*WHAT TO DO:*
Copy the records below line for line, without changing anything, and leave out the pictures.

*AVAILABLE RECORDS:*
━━━━━━━━━━━━━━━━━━━━━━━━━━━━━━

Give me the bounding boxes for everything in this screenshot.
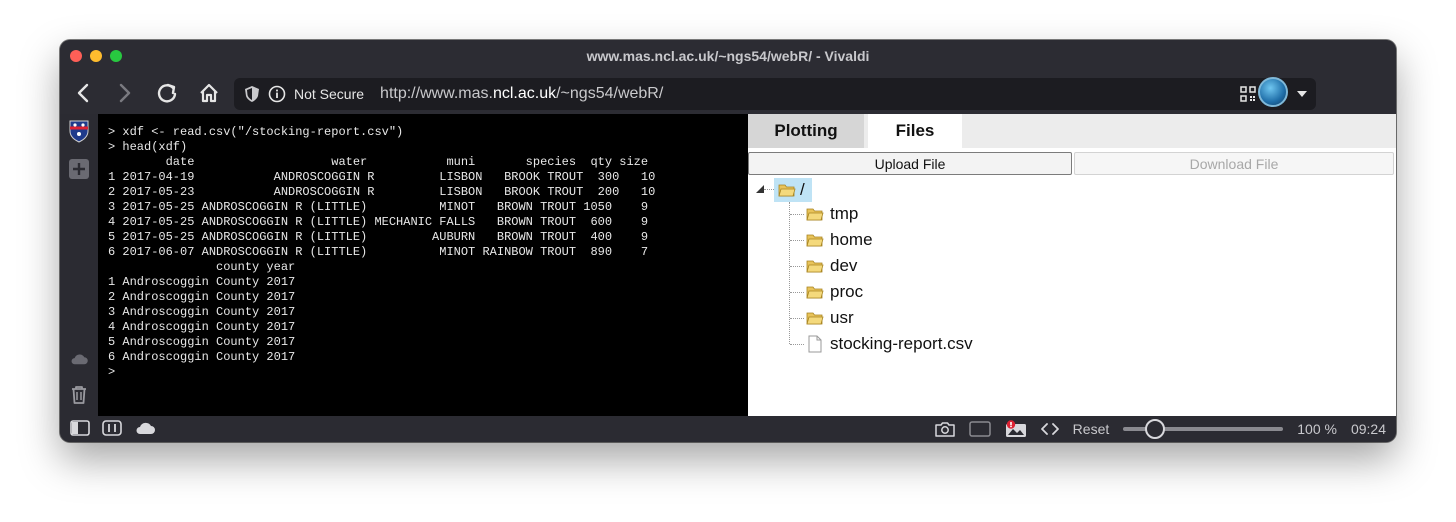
image-toggle-icon[interactable] bbox=[1005, 420, 1027, 438]
console-line: 5 2017-05-25 ANDROSCOGGIN R (LITTLE) AUB… bbox=[108, 230, 649, 244]
reload-icon bbox=[157, 83, 177, 103]
tree-file-stocking-report[interactable]: stocking-report.csv bbox=[806, 332, 973, 356]
home-button[interactable] bbox=[188, 72, 230, 114]
university-crest-icon bbox=[69, 120, 89, 143]
zoom-reset-button[interactable]: Reset bbox=[1073, 421, 1110, 437]
window-controls bbox=[70, 50, 122, 62]
info-icon[interactable] bbox=[268, 85, 286, 103]
zoom-level: 100 % bbox=[1297, 421, 1337, 437]
console-line: 5 Androscoggin County 2017 bbox=[108, 335, 296, 349]
tree-file-label: stocking-report.csv bbox=[830, 334, 973, 353]
panel-tabs: Plotting Files bbox=[748, 114, 1396, 148]
forward-arrow-icon bbox=[119, 83, 131, 103]
tab-tiling-icon[interactable] bbox=[102, 420, 122, 436]
navigation-toolbar: Not Secure http://www.mas.ncl.ac.uk/~ngs… bbox=[60, 72, 1396, 131]
back-arrow-icon bbox=[77, 83, 89, 103]
maximize-window-button[interactable] bbox=[110, 50, 122, 62]
console-line: > bbox=[108, 365, 116, 379]
back-button[interactable] bbox=[62, 72, 104, 114]
url-prefix: http://www.mas. bbox=[380, 85, 493, 102]
security-status[interactable]: Not Secure bbox=[294, 86, 364, 102]
dropdown-arrow-icon[interactable] bbox=[1296, 90, 1308, 98]
tree-root-label: / bbox=[800, 180, 805, 199]
tree-folder-label: proc bbox=[830, 282, 864, 301]
expand-triangle-icon[interactable] bbox=[756, 185, 764, 193]
right-panel: Plotting Files Upload File Download File… bbox=[748, 114, 1396, 416]
upload-file-button[interactable]: Upload File bbox=[748, 152, 1072, 175]
plus-icon bbox=[69, 159, 89, 179]
tree-folder-home[interactable]: home bbox=[806, 228, 873, 252]
console-line: 3 2017-05-25 ANDROSCOGGIN R (LITTLE) MIN… bbox=[108, 200, 649, 214]
tree-folder-label: tmp bbox=[830, 204, 859, 223]
home-icon bbox=[200, 83, 218, 103]
tree-folder-proc[interactable]: proc bbox=[806, 280, 863, 304]
console-line: 6 2017-06-07 ANDROSCOGGIN R (LITTLE) MIN… bbox=[108, 245, 649, 259]
tree-folder-usr[interactable]: usr bbox=[806, 306, 854, 330]
window-title: www.mas.ncl.ac.uk/~ngs54/webR/ - Vivaldi bbox=[586, 48, 870, 64]
console-line: 3 Androscoggin County 2017 bbox=[108, 305, 296, 319]
sync-status-cloud-icon[interactable] bbox=[134, 420, 156, 436]
console-line: 2 2017-05-23 ANDROSCOGGIN R LISBON BROOK… bbox=[108, 185, 656, 199]
status-bar: Reset 100 % 09:24 bbox=[60, 416, 1396, 442]
zoom-slider[interactable] bbox=[1123, 419, 1284, 439]
folder-icon bbox=[806, 208, 824, 221]
console-line: 1 Androscoggin County 2017 bbox=[108, 275, 296, 289]
download-file-button[interactable]: Download File bbox=[1074, 152, 1394, 175]
url-suffix: /~ngs54/webR/ bbox=[556, 85, 664, 102]
title-bar: www.mas.ncl.ac.uk/~ngs54/webR/ - Vivaldi bbox=[60, 40, 1396, 72]
tree-folder-label: dev bbox=[830, 256, 858, 275]
page-tiling-icon[interactable] bbox=[968, 421, 991, 437]
developer-tools-icon[interactable] bbox=[1040, 422, 1059, 436]
qr-code-icon[interactable] bbox=[1240, 86, 1256, 102]
folder-icon bbox=[806, 286, 824, 299]
tree-root-folder[interactable]: / bbox=[774, 178, 812, 202]
console-line: 4 2017-05-25 ANDROSCOGGIN R (LITTLE) MEC… bbox=[108, 215, 649, 229]
panel-toggle-icon[interactable] bbox=[70, 420, 90, 436]
tree-folder-dev[interactable]: dev bbox=[806, 254, 857, 278]
console-line: county year bbox=[108, 260, 296, 274]
console-line: > head(xdf) bbox=[108, 140, 188, 154]
close-window-button[interactable] bbox=[70, 50, 82, 62]
file-icon bbox=[808, 335, 822, 353]
camera-icon[interactable] bbox=[934, 421, 955, 437]
console-line: date water muni species qty size bbox=[108, 155, 649, 169]
tree-folder-label: home bbox=[830, 230, 873, 249]
r-console-output[interactable]: > xdf <- read.csv("/stocking-report.csv"… bbox=[98, 114, 748, 416]
minimize-window-button[interactable] bbox=[90, 50, 102, 62]
url-text[interactable]: http://www.mas.ncl.ac.uk/~ngs54/webR/ bbox=[380, 85, 663, 103]
add-panel-button[interactable] bbox=[68, 158, 90, 180]
folder-icon bbox=[806, 234, 824, 247]
profile-avatar[interactable] bbox=[1258, 77, 1288, 107]
tree-folder-tmp[interactable]: tmp bbox=[806, 202, 858, 226]
status-bar-right: Reset 100 % 09:24 bbox=[934, 416, 1386, 442]
cloud-icon bbox=[71, 354, 88, 365]
folder-icon bbox=[806, 260, 824, 273]
folder-icon bbox=[806, 312, 824, 325]
forward-button[interactable] bbox=[104, 72, 146, 114]
sidebar-item-webpanel[interactable] bbox=[68, 120, 90, 143]
clock: 09:24 bbox=[1350, 421, 1386, 437]
reload-button[interactable] bbox=[146, 72, 188, 114]
folder-open-icon bbox=[778, 184, 796, 197]
shield-icon[interactable] bbox=[244, 85, 260, 103]
trash-button[interactable] bbox=[68, 384, 90, 406]
console-line: 2 Androscoggin County 2017 bbox=[108, 290, 296, 304]
trash-icon bbox=[72, 386, 86, 404]
sidebar-sync-button[interactable] bbox=[68, 348, 90, 370]
console-line: > xdf <- read.csv("/stocking-report.csv"… bbox=[108, 125, 404, 139]
zoom-slider-handle[interactable] bbox=[1145, 419, 1166, 439]
tree-folder-label: usr bbox=[830, 308, 854, 327]
tab-files[interactable]: Files bbox=[868, 114, 962, 148]
status-bar-left bbox=[70, 420, 156, 436]
file-tree: / tmp home dev proc usr stocking-report.… bbox=[748, 176, 1396, 416]
console-line: 4 Androscoggin County 2017 bbox=[108, 320, 296, 334]
tab-plotting[interactable]: Plotting bbox=[748, 114, 864, 148]
browser-window: www.mas.ncl.ac.uk/~ngs54/webR/ - Vivaldi… bbox=[60, 40, 1396, 442]
address-bar[interactable]: Not Secure http://www.mas.ncl.ac.uk/~ngs… bbox=[234, 78, 1316, 110]
console-line: 1 2017-04-19 ANDROSCOGGIN R LISBON BROOK… bbox=[108, 170, 656, 184]
url-domain: ncl.ac.uk bbox=[492, 85, 557, 102]
console-line: 6 Androscoggin County 2017 bbox=[108, 350, 296, 364]
sidebar-panel bbox=[60, 114, 98, 416]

━━━━━━━━━━━━━━━━━━━━━━━━━━━━━━

*THE REPLY:*
Give me the bounding boxes for everything in this screenshot.
image-toggle-icon[interactable] bbox=[1005, 420, 1027, 438]
console-line: 5 2017-05-25 ANDROSCOGGIN R (LITTLE) AUB… bbox=[108, 230, 649, 244]
reload-icon bbox=[157, 83, 177, 103]
tree-file-stocking-report[interactable]: stocking-report.csv bbox=[806, 332, 973, 356]
home-button[interactable] bbox=[188, 72, 230, 114]
university-crest-icon bbox=[69, 120, 89, 143]
zoom-reset-button[interactable]: Reset bbox=[1073, 421, 1110, 437]
window-controls bbox=[70, 50, 122, 62]
info-icon[interactable] bbox=[268, 85, 286, 103]
zoom-level: 100 % bbox=[1297, 421, 1337, 437]
console-line: 5 Androscoggin County 2017 bbox=[108, 335, 296, 349]
tree-file-label: stocking-report.csv bbox=[830, 334, 973, 353]
panel-tabs: Plotting Files bbox=[748, 114, 1396, 148]
forward-arrow-icon bbox=[119, 83, 131, 103]
tab-tiling-icon[interactable] bbox=[102, 420, 122, 436]
navigation-toolbar: Not Secure http://www.mas.ncl.ac.uk/~ngs… bbox=[60, 72, 1396, 131]
back-arrow-icon bbox=[77, 83, 89, 103]
maximize-window-button[interactable] bbox=[110, 50, 122, 62]
console-line: > bbox=[108, 365, 116, 379]
back-button[interactable] bbox=[62, 72, 104, 114]
url-prefix: http://www.mas. bbox=[380, 85, 493, 102]
security-status[interactable]: Not Secure bbox=[294, 86, 364, 102]
dropdown-arrow-icon[interactable] bbox=[1296, 90, 1308, 98]
tree-root-label: / bbox=[800, 180, 805, 199]
tree-folder-label: proc bbox=[830, 282, 864, 301]
expand-triangle-icon[interactable] bbox=[756, 185, 764, 193]
right-panel: Plotting Files Upload File Download File… bbox=[748, 114, 1396, 416]
upload-file-button[interactable]: Upload File bbox=[748, 152, 1072, 175]
plus-icon bbox=[69, 159, 89, 179]
tree-folder-home[interactable]: home bbox=[806, 228, 873, 252]
console-line: 3 2017-05-25 ANDROSCOGGIN R (LITTLE) MIN… bbox=[108, 200, 649, 214]
tree-folder-label: tmp bbox=[830, 204, 859, 223]
home-icon bbox=[200, 83, 218, 103]
tree-folder-proc[interactable]: proc bbox=[806, 280, 863, 304]
console-line: 6 2017-06-07 ANDROSCOGGIN R (LITTLE) MIN… bbox=[108, 245, 649, 259]
tree-folder-usr[interactable]: usr bbox=[806, 306, 854, 330]
window-title: www.mas.ncl.ac.uk/~ngs54/webR/ - Vivaldi bbox=[586, 48, 870, 64]
console-line: 3 Androscoggin County 2017 bbox=[108, 305, 296, 319]
sync-status-cloud-icon[interactable] bbox=[134, 420, 156, 436]
console-line: 2 2017-05-23 ANDROSCOGGIN R LISBON BROOK… bbox=[108, 185, 656, 199]
status-bar: Reset 100 % 09:24 bbox=[60, 416, 1396, 442]
zoom-slider[interactable] bbox=[1123, 419, 1284, 439]
folder-icon bbox=[806, 208, 824, 221]
console-line: 1 Androscoggin County 2017 bbox=[108, 275, 296, 289]
download-file-button[interactable]: Download File bbox=[1074, 152, 1394, 175]
url-suffix: /~ngs54/webR/ bbox=[556, 85, 664, 102]
title-bar: www.mas.ncl.ac.uk/~ngs54/webR/ - Vivaldi bbox=[60, 40, 1396, 72]
tree-folder-label: dev bbox=[830, 256, 858, 275]
page-tiling-icon[interactable] bbox=[968, 421, 991, 437]
developer-tools-icon[interactable] bbox=[1040, 422, 1059, 436]
qr-code-icon[interactable] bbox=[1240, 86, 1256, 102]
folder-icon bbox=[806, 286, 824, 299]
tree-root-folder[interactable]: / bbox=[774, 178, 812, 202]
console-line: 4 2017-05-25 ANDROSCOGGIN R (LITTLE) MEC… bbox=[108, 215, 649, 229]
panel-toggle-icon[interactable] bbox=[70, 420, 90, 436]
tree-folder-dev[interactable]: dev bbox=[806, 254, 857, 278]
console-line: county year bbox=[108, 260, 296, 274]
console-line: > head(xdf) bbox=[108, 140, 188, 154]
close-window-button[interactable] bbox=[70, 50, 82, 62]
file-icon bbox=[808, 335, 822, 353]
camera-icon[interactable] bbox=[934, 421, 955, 437]
console-line: date water muni species qty size bbox=[108, 155, 649, 169]
tree-folder-label: home bbox=[830, 230, 873, 249]
r-console-output[interactable]: > xdf <- read.csv("/stocking-report.csv"… bbox=[98, 114, 748, 416]
minimize-window-button[interactable] bbox=[90, 50, 102, 62]
url-text[interactable]: http://www.mas.ncl.ac.uk/~ngs54/webR/ bbox=[380, 85, 663, 103]
add-panel-button[interactable] bbox=[68, 158, 90, 180]
folder-icon bbox=[806, 234, 824, 247]
profile-avatar[interactable] bbox=[1258, 77, 1288, 107]
tree-folder-tmp[interactable]: tmp bbox=[806, 202, 858, 226]
status-bar-right: Reset 100 % 09:24 bbox=[934, 416, 1386, 442]
cloud-icon bbox=[71, 354, 88, 365]
folder-icon bbox=[806, 260, 824, 273]
folder-icon bbox=[806, 312, 824, 325]
forward-button[interactable] bbox=[104, 72, 146, 114]
sidebar-item-webpanel[interactable] bbox=[68, 120, 90, 143]
clock: 09:24 bbox=[1350, 421, 1386, 437]
reload-button[interactable] bbox=[146, 72, 188, 114]
folder-open-icon bbox=[778, 184, 796, 197]
shield-icon[interactable] bbox=[244, 85, 260, 103]
trash-button[interactable] bbox=[68, 384, 90, 406]
console-line: 2 Androscoggin County 2017 bbox=[108, 290, 296, 304]
trash-icon bbox=[72, 386, 86, 404]
sidebar-sync-button[interactable] bbox=[68, 348, 90, 370]
console-line: > xdf <- read.csv("/stocking-report.csv"… bbox=[108, 125, 404, 139]
zoom-slider-handle[interactable] bbox=[1145, 419, 1166, 439]
tree-folder-label: usr bbox=[830, 308, 854, 327]
tab-files[interactable]: Files bbox=[868, 114, 962, 148]
status-bar-left bbox=[70, 420, 156, 436]
file-tree: / tmp home dev proc usr stocking-report.… bbox=[748, 176, 1396, 416]
console-line: 4 Androscoggin County 2017 bbox=[108, 320, 296, 334]
tab-plotting[interactable]: Plotting bbox=[748, 114, 864, 148]
browser-window: www.mas.ncl.ac.uk/~ngs54/webR/ - Vivaldi… bbox=[60, 40, 1396, 442]
address-bar[interactable]: Not Secure http://www.mas.ncl.ac.uk/~ngs… bbox=[234, 78, 1316, 110]
console-line: 1 2017-04-19 ANDROSCOGGIN R LISBON BROOK… bbox=[108, 170, 656, 184]
url-domain: ncl.ac.uk bbox=[492, 85, 557, 102]
console-line: 6 Androscoggin County 2017 bbox=[108, 350, 296, 364]
sidebar-panel bbox=[60, 114, 98, 416]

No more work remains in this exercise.